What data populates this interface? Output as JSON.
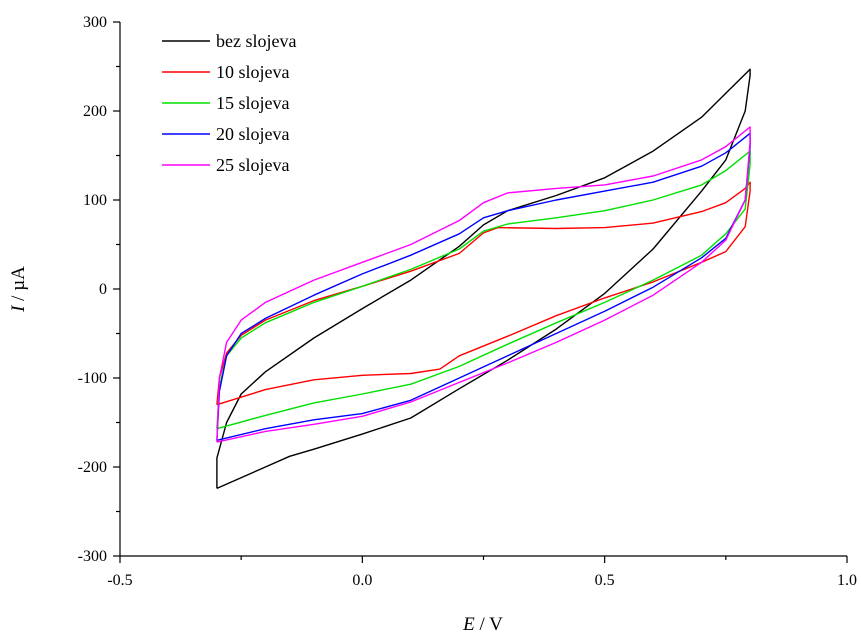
{
  "chart_data": {
    "type": "line",
    "title": "",
    "xlabel_var": "E",
    "xlabel_unit": " / V",
    "ylabel_var": "I",
    "ylabel_unit": " / µA",
    "xlim": [
      -0.5,
      1.0
    ],
    "ylim": [
      -300,
      300
    ],
    "xticks": [
      -0.5,
      0.0,
      0.5,
      1.0
    ],
    "xtick_labels": [
      "-0.5",
      "0.0",
      "0.5",
      "1.0"
    ],
    "yticks": [
      -300,
      -200,
      -100,
      0,
      100,
      200,
      300
    ],
    "ytick_labels": [
      "-300",
      "-200",
      "-100",
      "0",
      "100",
      "200",
      "300"
    ],
    "grid": false,
    "legend_position": "top-left",
    "series": [
      {
        "name": "bez slojeva",
        "color": "#000000",
        "points": [
          [
            -0.3,
            -224
          ],
          [
            -0.3,
            -190
          ],
          [
            -0.28,
            -150
          ],
          [
            -0.25,
            -118
          ],
          [
            -0.2,
            -93
          ],
          [
            -0.1,
            -55
          ],
          [
            0.0,
            -22
          ],
          [
            0.1,
            10
          ],
          [
            0.2,
            48
          ],
          [
            0.25,
            72
          ],
          [
            0.3,
            88
          ],
          [
            0.4,
            105
          ],
          [
            0.5,
            125
          ],
          [
            0.6,
            155
          ],
          [
            0.7,
            193
          ],
          [
            0.75,
            220
          ],
          [
            0.8,
            247
          ],
          [
            0.8,
            240
          ],
          [
            0.79,
            200
          ],
          [
            0.75,
            145
          ],
          [
            0.7,
            110
          ],
          [
            0.6,
            45
          ],
          [
            0.5,
            -5
          ],
          [
            0.4,
            -45
          ],
          [
            0.3,
            -80
          ],
          [
            0.2,
            -112
          ],
          [
            0.1,
            -145
          ],
          [
            0.0,
            -163
          ],
          [
            -0.1,
            -180
          ],
          [
            -0.15,
            -188
          ],
          [
            -0.2,
            -200
          ],
          [
            -0.3,
            -224
          ]
        ]
      },
      {
        "name": "10 slojeva",
        "color": "#ff0000",
        "points": [
          [
            -0.3,
            -130
          ],
          [
            -0.295,
            -100
          ],
          [
            -0.28,
            -72
          ],
          [
            -0.25,
            -52
          ],
          [
            -0.2,
            -35
          ],
          [
            -0.1,
            -13
          ],
          [
            0.0,
            3
          ],
          [
            0.1,
            20
          ],
          [
            0.2,
            40
          ],
          [
            0.25,
            63
          ],
          [
            0.28,
            69
          ],
          [
            0.4,
            68
          ],
          [
            0.5,
            69
          ],
          [
            0.6,
            74
          ],
          [
            0.7,
            87
          ],
          [
            0.75,
            97
          ],
          [
            0.79,
            113
          ],
          [
            0.8,
            120
          ],
          [
            0.8,
            110
          ],
          [
            0.79,
            70
          ],
          [
            0.75,
            42
          ],
          [
            0.7,
            30
          ],
          [
            0.6,
            8
          ],
          [
            0.5,
            -10
          ],
          [
            0.4,
            -30
          ],
          [
            0.3,
            -53
          ],
          [
            0.2,
            -75
          ],
          [
            0.16,
            -90
          ],
          [
            0.1,
            -95
          ],
          [
            0.0,
            -97
          ],
          [
            -0.1,
            -102
          ],
          [
            -0.2,
            -113
          ],
          [
            -0.3,
            -130
          ]
        ]
      },
      {
        "name": "15 slojeva",
        "color": "#00e000",
        "points": [
          [
            -0.3,
            -157
          ],
          [
            -0.295,
            -110
          ],
          [
            -0.28,
            -75
          ],
          [
            -0.25,
            -55
          ],
          [
            -0.2,
            -38
          ],
          [
            -0.1,
            -15
          ],
          [
            0.0,
            3
          ],
          [
            0.1,
            22
          ],
          [
            0.2,
            45
          ],
          [
            0.25,
            65
          ],
          [
            0.3,
            73
          ],
          [
            0.4,
            80
          ],
          [
            0.5,
            88
          ],
          [
            0.6,
            100
          ],
          [
            0.7,
            117
          ],
          [
            0.75,
            133
          ],
          [
            0.8,
            155
          ],
          [
            0.8,
            140
          ],
          [
            0.79,
            90
          ],
          [
            0.75,
            62
          ],
          [
            0.7,
            38
          ],
          [
            0.6,
            10
          ],
          [
            0.5,
            -15
          ],
          [
            0.4,
            -38
          ],
          [
            0.3,
            -62
          ],
          [
            0.2,
            -87
          ],
          [
            0.1,
            -107
          ],
          [
            0.0,
            -118
          ],
          [
            -0.1,
            -128
          ],
          [
            -0.2,
            -142
          ],
          [
            -0.3,
            -157
          ]
        ]
      },
      {
        "name": "20 slojeva",
        "color": "#0000ff",
        "points": [
          [
            -0.3,
            -170
          ],
          [
            -0.295,
            -115
          ],
          [
            -0.28,
            -75
          ],
          [
            -0.25,
            -50
          ],
          [
            -0.2,
            -33
          ],
          [
            -0.1,
            -7
          ],
          [
            0.0,
            17
          ],
          [
            0.1,
            38
          ],
          [
            0.2,
            62
          ],
          [
            0.25,
            80
          ],
          [
            0.3,
            88
          ],
          [
            0.4,
            100
          ],
          [
            0.5,
            110
          ],
          [
            0.6,
            120
          ],
          [
            0.7,
            138
          ],
          [
            0.75,
            153
          ],
          [
            0.8,
            175
          ],
          [
            0.8,
            160
          ],
          [
            0.79,
            100
          ],
          [
            0.75,
            57
          ],
          [
            0.7,
            35
          ],
          [
            0.6,
            2
          ],
          [
            0.5,
            -25
          ],
          [
            0.4,
            -50
          ],
          [
            0.3,
            -75
          ],
          [
            0.2,
            -100
          ],
          [
            0.1,
            -125
          ],
          [
            0.0,
            -140
          ],
          [
            -0.1,
            -147
          ],
          [
            -0.2,
            -157
          ],
          [
            -0.3,
            -170
          ]
        ]
      },
      {
        "name": "25 slojeva",
        "color": "#ff00ff",
        "points": [
          [
            -0.3,
            -172
          ],
          [
            -0.295,
            -100
          ],
          [
            -0.28,
            -60
          ],
          [
            -0.25,
            -35
          ],
          [
            -0.2,
            -15
          ],
          [
            -0.1,
            10
          ],
          [
            0.0,
            30
          ],
          [
            0.1,
            50
          ],
          [
            0.2,
            77
          ],
          [
            0.25,
            97
          ],
          [
            0.3,
            108
          ],
          [
            0.4,
            113
          ],
          [
            0.5,
            117
          ],
          [
            0.6,
            127
          ],
          [
            0.7,
            145
          ],
          [
            0.75,
            160
          ],
          [
            0.8,
            182
          ],
          [
            0.8,
            165
          ],
          [
            0.79,
            100
          ],
          [
            0.75,
            55
          ],
          [
            0.7,
            30
          ],
          [
            0.6,
            -7
          ],
          [
            0.5,
            -35
          ],
          [
            0.4,
            -60
          ],
          [
            0.3,
            -83
          ],
          [
            0.2,
            -105
          ],
          [
            0.1,
            -127
          ],
          [
            0.0,
            -143
          ],
          [
            -0.1,
            -152
          ],
          [
            -0.2,
            -160
          ],
          [
            -0.3,
            -172
          ]
        ]
      }
    ]
  }
}
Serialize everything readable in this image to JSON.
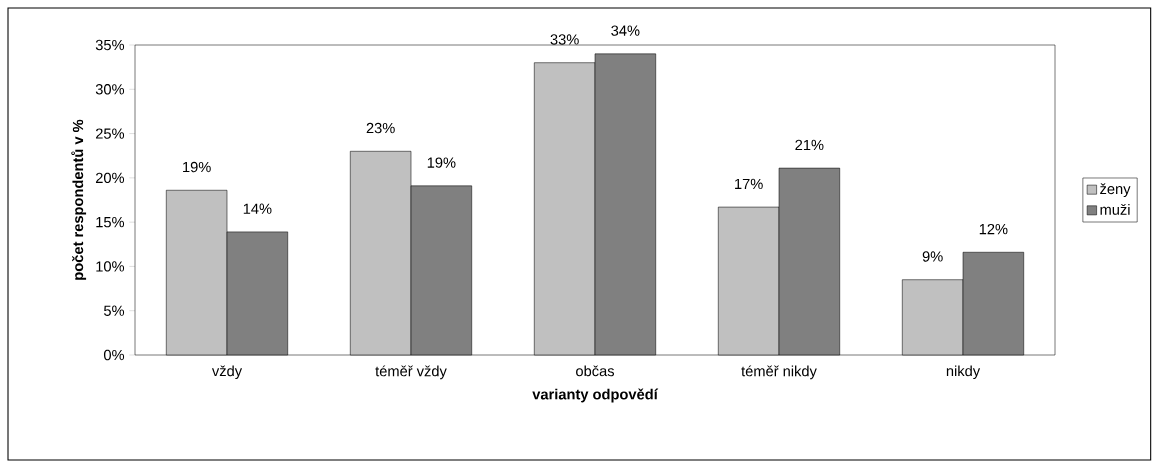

******

Output every entry word for word, but omit the pictures.

[REPLY TO THE TASK]:
What data populates this interface? Output as JSON.
{
  "chart_data": {
    "type": "line",
    "title": "",
    "xlabel_var": "E",
    "xlabel_unit": " / V",
    "ylabel_var": "I",
    "ylabel_unit": " / µA",
    "xlim": [
      -0.5,
      1.0
    ],
    "ylim": [
      -300,
      300
    ],
    "xticks": [
      -0.5,
      0.0,
      0.5,
      1.0
    ],
    "xtick_labels": [
      "-0.5",
      "0.0",
      "0.5",
      "1.0"
    ],
    "yticks": [
      -300,
      -200,
      -100,
      0,
      100,
      200,
      300
    ],
    "ytick_labels": [
      "-300",
      "-200",
      "-100",
      "0",
      "100",
      "200",
      "300"
    ],
    "grid": false,
    "legend_position": "top-left",
    "series": [
      {
        "name": "bez slojeva",
        "color": "#000000",
        "points": [
          [
            -0.3,
            -224
          ],
          [
            -0.3,
            -190
          ],
          [
            -0.28,
            -150
          ],
          [
            -0.25,
            -118
          ],
          [
            -0.2,
            -93
          ],
          [
            -0.1,
            -55
          ],
          [
            0.0,
            -22
          ],
          [
            0.1,
            10
          ],
          [
            0.2,
            48
          ],
          [
            0.25,
            72
          ],
          [
            0.3,
            88
          ],
          [
            0.4,
            105
          ],
          [
            0.5,
            125
          ],
          [
            0.6,
            155
          ],
          [
            0.7,
            193
          ],
          [
            0.75,
            220
          ],
          [
            0.8,
            247
          ],
          [
            0.8,
            240
          ],
          [
            0.79,
            200
          ],
          [
            0.75,
            145
          ],
          [
            0.7,
            110
          ],
          [
            0.6,
            45
          ],
          [
            0.5,
            -5
          ],
          [
            0.4,
            -45
          ],
          [
            0.3,
            -80
          ],
          [
            0.2,
            -112
          ],
          [
            0.1,
            -145
          ],
          [
            0.0,
            -163
          ],
          [
            -0.1,
            -180
          ],
          [
            -0.15,
            -188
          ],
          [
            -0.2,
            -200
          ],
          [
            -0.3,
            -224
          ]
        ]
      },
      {
        "name": "10 slojeva",
        "color": "#ff0000",
        "points": [
          [
            -0.3,
            -130
          ],
          [
            -0.295,
            -100
          ],
          [
            -0.28,
            -72
          ],
          [
            -0.25,
            -52
          ],
          [
            -0.2,
            -35
          ],
          [
            -0.1,
            -13
          ],
          [
            0.0,
            3
          ],
          [
            0.1,
            20
          ],
          [
            0.2,
            40
          ],
          [
            0.25,
            63
          ],
          [
            0.28,
            69
          ],
          [
            0.4,
            68
          ],
          [
            0.5,
            69
          ],
          [
            0.6,
            74
          ],
          [
            0.7,
            87
          ],
          [
            0.75,
            97
          ],
          [
            0.79,
            113
          ],
          [
            0.8,
            120
          ],
          [
            0.8,
            110
          ],
          [
            0.79,
            70
          ],
          [
            0.75,
            42
          ],
          [
            0.7,
            30
          ],
          [
            0.6,
            8
          ],
          [
            0.5,
            -10
          ],
          [
            0.4,
            -30
          ],
          [
            0.3,
            -53
          ],
          [
            0.2,
            -75
          ],
          [
            0.16,
            -90
          ],
          [
            0.1,
            -95
          ],
          [
            0.0,
            -97
          ],
          [
            -0.1,
            -102
          ],
          [
            -0.2,
            -113
          ],
          [
            -0.3,
            -130
          ]
        ]
      },
      {
        "name": "15 slojeva",
        "color": "#00e000",
        "points": [
          [
            -0.3,
            -157
          ],
          [
            -0.295,
            -110
          ],
          [
            -0.28,
            -75
          ],
          [
            -0.25,
            -55
          ],
          [
            -0.2,
            -38
          ],
          [
            -0.1,
            -15
          ],
          [
            0.0,
            3
          ],
          [
            0.1,
            22
          ],
          [
            0.2,
            45
          ],
          [
            0.25,
            65
          ],
          [
            0.3,
            73
          ],
          [
            0.4,
            80
          ],
          [
            0.5,
            88
          ],
          [
            0.6,
            100
          ],
          [
            0.7,
            117
          ],
          [
            0.75,
            133
          ],
          [
            0.8,
            155
          ],
          [
            0.8,
            140
          ],
          [
            0.79,
            90
          ],
          [
            0.75,
            62
          ],
          [
            0.7,
            38
          ],
          [
            0.6,
            10
          ],
          [
            0.5,
            -15
          ],
          [
            0.4,
            -38
          ],
          [
            0.3,
            -62
          ],
          [
            0.2,
            -87
          ],
          [
            0.1,
            -107
          ],
          [
            0.0,
            -118
          ],
          [
            -0.1,
            -128
          ],
          [
            -0.2,
            -142
          ],
          [
            -0.3,
            -157
          ]
        ]
      },
      {
        "name": "20 slojeva",
        "color": "#0000ff",
        "points": [
          [
            -0.3,
            -170
          ],
          [
            -0.295,
            -115
          ],
          [
            -0.28,
            -75
          ],
          [
            -0.25,
            -50
          ],
          [
            -0.2,
            -33
          ],
          [
            -0.1,
            -7
          ],
          [
            0.0,
            17
          ],
          [
            0.1,
            38
          ],
          [
            0.2,
            62
          ],
          [
            0.25,
            80
          ],
          [
            0.3,
            88
          ],
          [
            0.4,
            100
          ],
          [
            0.5,
            110
          ],
          [
            0.6,
            120
          ],
          [
            0.7,
            138
          ],
          [
            0.75,
            153
          ],
          [
            0.8,
            175
          ],
          [
            0.8,
            160
          ],
          [
            0.79,
            100
          ],
          [
            0.75,
            57
          ],
          [
            0.7,
            35
          ],
          [
            0.6,
            2
          ],
          [
            0.5,
            -25
          ],
          [
            0.4,
            -50
          ],
          [
            0.3,
            -75
          ],
          [
            0.2,
            -100
          ],
          [
            0.1,
            -125
          ],
          [
            0.0,
            -140
          ],
          [
            -0.1,
            -147
          ],
          [
            -0.2,
            -157
          ],
          [
            -0.3,
            -170
          ]
        ]
      },
      {
        "name": "25 slojeva",
        "color": "#ff00ff",
        "points": [
          [
            -0.3,
            -172
          ],
          [
            -0.295,
            -100
          ],
          [
            -0.28,
            -60
          ],
          [
            -0.25,
            -35
          ],
          [
            -0.2,
            -15
          ],
          [
            -0.1,
            10
          ],
          [
            0.0,
            30
          ],
          [
            0.1,
            50
          ],
          [
            0.2,
            77
          ],
          [
            0.25,
            97
          ],
          [
            0.3,
            108
          ],
          [
            0.4,
            113
          ],
          [
            0.5,
            117
          ],
          [
            0.6,
            127
          ],
          [
            0.7,
            145
          ],
          [
            0.75,
            160
          ],
          [
            0.8,
            182
          ],
          [
            0.8,
            165
          ],
          [
            0.79,
            100
          ],
          [
            0.75,
            55
          ],
          [
            0.7,
            30
          ],
          [
            0.6,
            -7
          ],
          [
            0.5,
            -35
          ],
          [
            0.4,
            -60
          ],
          [
            0.3,
            -83
          ],
          [
            0.2,
            -105
          ],
          [
            0.1,
            -127
          ],
          [
            0.0,
            -143
          ],
          [
            -0.1,
            -152
          ],
          [
            -0.2,
            -160
          ],
          [
            -0.3,
            -172
          ]
        ]
      }
    ]
  }
}
Serialize everything readable in this image to JSON.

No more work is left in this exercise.